#### Job
The listing below should be printed exactly, every line of it. Skip the pictures.

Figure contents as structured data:
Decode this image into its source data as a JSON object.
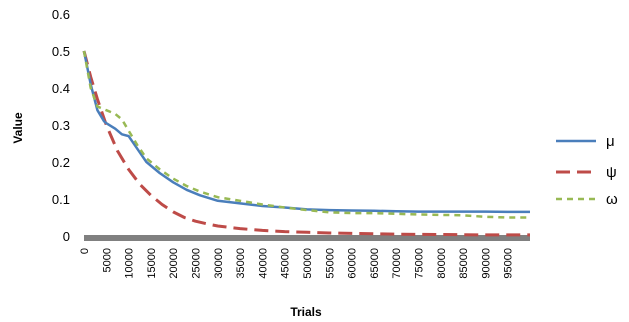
{
  "chart_data": {
    "type": "line",
    "title": "",
    "xlabel": "Trials",
    "ylabel": "Value",
    "xlim": [
      0,
      99999
    ],
    "ylim": [
      0,
      0.6
    ],
    "yticks": [
      "0",
      "0.1",
      "0.2",
      "0.3",
      "0.4",
      "0.5",
      "0.6"
    ],
    "xticks": [
      "0",
      "5000",
      "10000",
      "15000",
      "20000",
      "25000",
      "30000",
      "35000",
      "40000",
      "45000",
      "50000",
      "55000",
      "60000",
      "65000",
      "70000",
      "75000",
      "80000",
      "85000",
      "90000",
      "95000"
    ],
    "grid": false,
    "legend_position": "right",
    "series": [
      {
        "name": "μ",
        "color": "#4a7ebb",
        "style": "solid",
        "x": [
          0,
          1500,
          3000,
          4500,
          5000,
          7000,
          8500,
          10000,
          12000,
          14000,
          17000,
          20000,
          23000,
          26000,
          30000,
          35000,
          40000,
          45000,
          50000,
          55000,
          60000,
          65000,
          70000,
          75000,
          80000,
          85000,
          90000,
          95000,
          99999
        ],
        "values": [
          0.5,
          0.41,
          0.34,
          0.31,
          0.305,
          0.29,
          0.275,
          0.27,
          0.235,
          0.2,
          0.17,
          0.145,
          0.125,
          0.11,
          0.095,
          0.088,
          0.081,
          0.077,
          0.072,
          0.07,
          0.069,
          0.068,
          0.067,
          0.066,
          0.066,
          0.066,
          0.066,
          0.065,
          0.065
        ]
      },
      {
        "name": "ψ",
        "color": "#be4b48",
        "style": "dash",
        "x": [
          0,
          1500,
          3000,
          5000,
          7500,
          10000,
          12500,
          15000,
          17500,
          20000,
          22500,
          25000,
          27500,
          30000,
          35000,
          40000,
          45000,
          50000,
          55000,
          60000,
          70000,
          80000,
          90000,
          99999
        ],
        "values": [
          0.5,
          0.43,
          0.37,
          0.3,
          0.23,
          0.18,
          0.14,
          0.11,
          0.085,
          0.065,
          0.05,
          0.04,
          0.033,
          0.027,
          0.02,
          0.015,
          0.012,
          0.01,
          0.008,
          0.007,
          0.005,
          0.004,
          0.003,
          0.003
        ]
      },
      {
        "name": "ω",
        "color": "#98b954",
        "style": "shortdash",
        "x": [
          0,
          1500,
          3000,
          5000,
          7000,
          8500,
          10000,
          12000,
          14000,
          17000,
          20000,
          23000,
          26000,
          30000,
          35000,
          40000,
          45000,
          50000,
          55000,
          60000,
          65000,
          70000,
          75000,
          80000,
          85000,
          90000,
          95000,
          99999
        ],
        "values": [
          0.5,
          0.4,
          0.35,
          0.34,
          0.33,
          0.315,
          0.285,
          0.245,
          0.21,
          0.18,
          0.155,
          0.135,
          0.12,
          0.105,
          0.095,
          0.085,
          0.077,
          0.07,
          0.064,
          0.062,
          0.062,
          0.06,
          0.058,
          0.057,
          0.056,
          0.052,
          0.05,
          0.05
        ]
      }
    ]
  }
}
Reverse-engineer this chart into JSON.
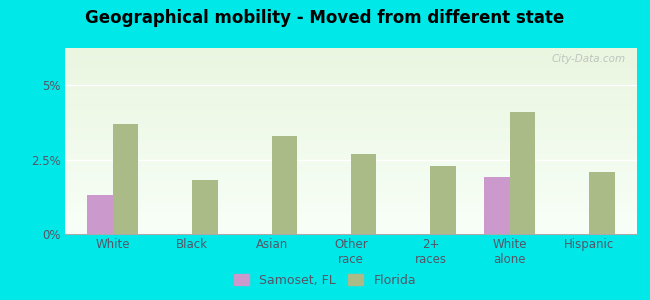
{
  "title": "Geographical mobility - Moved from different state",
  "categories": [
    "White",
    "Black",
    "Asian",
    "Other\nrace",
    "2+\nraces",
    "White\nalone",
    "Hispanic"
  ],
  "samoset_values": [
    1.3,
    0.0,
    0.0,
    0.0,
    0.0,
    1.9,
    0.0
  ],
  "florida_values": [
    3.7,
    1.8,
    3.3,
    2.7,
    2.3,
    4.1,
    2.1
  ],
  "samoset_color": "#cc99cc",
  "florida_color": "#aabb88",
  "background_outer": "#00e8e8",
  "ylim": [
    0,
    6.25
  ],
  "yticks": [
    0,
    2.5,
    5.0
  ],
  "ytick_labels": [
    "0%",
    "2.5%",
    "5%"
  ],
  "bar_width": 0.32,
  "legend_samoset": "Samoset, FL",
  "legend_florida": "Florida",
  "watermark": "City-Data.com",
  "title_fontsize": 12,
  "tick_fontsize": 8.5,
  "legend_fontsize": 9
}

#### The reply
Decode this image into its source data as a JSON object.
{
  "chart_data": {
    "type": "line",
    "title": "",
    "xlabel": "Trials",
    "ylabel": "Value",
    "xlim": [
      0,
      99999
    ],
    "ylim": [
      0,
      0.6
    ],
    "yticks": [
      "0",
      "0.1",
      "0.2",
      "0.3",
      "0.4",
      "0.5",
      "0.6"
    ],
    "xticks": [
      "0",
      "5000",
      "10000",
      "15000",
      "20000",
      "25000",
      "30000",
      "35000",
      "40000",
      "45000",
      "50000",
      "55000",
      "60000",
      "65000",
      "70000",
      "75000",
      "80000",
      "85000",
      "90000",
      "95000"
    ],
    "grid": false,
    "legend_position": "right",
    "series": [
      {
        "name": "μ",
        "color": "#4a7ebb",
        "style": "solid",
        "x": [
          0,
          1500,
          3000,
          4500,
          5000,
          7000,
          8500,
          10000,
          12000,
          14000,
          17000,
          20000,
          23000,
          26000,
          30000,
          35000,
          40000,
          45000,
          50000,
          55000,
          60000,
          65000,
          70000,
          75000,
          80000,
          85000,
          90000,
          95000,
          99999
        ],
        "values": [
          0.5,
          0.41,
          0.34,
          0.31,
          0.305,
          0.29,
          0.275,
          0.27,
          0.235,
          0.2,
          0.17,
          0.145,
          0.125,
          0.11,
          0.095,
          0.088,
          0.081,
          0.077,
          0.072,
          0.07,
          0.069,
          0.068,
          0.067,
          0.066,
          0.066,
          0.066,
          0.066,
          0.065,
          0.065
        ]
      },
      {
        "name": "ψ",
        "color": "#be4b48",
        "style": "dash",
        "x": [
          0,
          1500,
          3000,
          5000,
          7500,
          10000,
          12500,
          15000,
          17500,
          20000,
          22500,
          25000,
          27500,
          30000,
          35000,
          40000,
          45000,
          50000,
          55000,
          60000,
          70000,
          80000,
          90000,
          99999
        ],
        "values": [
          0.5,
          0.43,
          0.37,
          0.3,
          0.23,
          0.18,
          0.14,
          0.11,
          0.085,
          0.065,
          0.05,
          0.04,
          0.033,
          0.027,
          0.02,
          0.015,
          0.012,
          0.01,
          0.008,
          0.007,
          0.005,
          0.004,
          0.003,
          0.003
        ]
      },
      {
        "name": "ω",
        "color": "#98b954",
        "style": "shortdash",
        "x": [
          0,
          1500,
          3000,
          5000,
          7000,
          8500,
          10000,
          12000,
          14000,
          17000,
          20000,
          23000,
          26000,
          30000,
          35000,
          40000,
          45000,
          50000,
          55000,
          60000,
          65000,
          70000,
          75000,
          80000,
          85000,
          90000,
          95000,
          99999
        ],
        "values": [
          0.5,
          0.4,
          0.35,
          0.34,
          0.33,
          0.315,
          0.285,
          0.245,
          0.21,
          0.18,
          0.155,
          0.135,
          0.12,
          0.105,
          0.095,
          0.085,
          0.077,
          0.07,
          0.064,
          0.062,
          0.062,
          0.06,
          0.058,
          0.057,
          0.056,
          0.052,
          0.05,
          0.05
        ]
      }
    ]
  }
}
Reverse-engineer this chart into JSON.
{
  "title": "Geographical mobility - Moved from different state",
  "categories": [
    "White",
    "Black",
    "Asian",
    "Other\nrace",
    "2+\nraces",
    "White\nalone",
    "Hispanic"
  ],
  "samoset_values": [
    1.3,
    0.0,
    0.0,
    0.0,
    0.0,
    1.9,
    0.0
  ],
  "florida_values": [
    3.7,
    1.8,
    3.3,
    2.7,
    2.3,
    4.1,
    2.1
  ],
  "samoset_color": "#cc99cc",
  "florida_color": "#aabb88",
  "background_outer": "#00e8e8",
  "ylim": [
    0,
    6.25
  ],
  "yticks": [
    0,
    2.5,
    5.0
  ],
  "ytick_labels": [
    "0%",
    "2.5%",
    "5%"
  ],
  "bar_width": 0.32,
  "legend_samoset": "Samoset, FL",
  "legend_florida": "Florida",
  "watermark": "City-Data.com",
  "title_fontsize": 12,
  "tick_fontsize": 8.5,
  "legend_fontsize": 9
}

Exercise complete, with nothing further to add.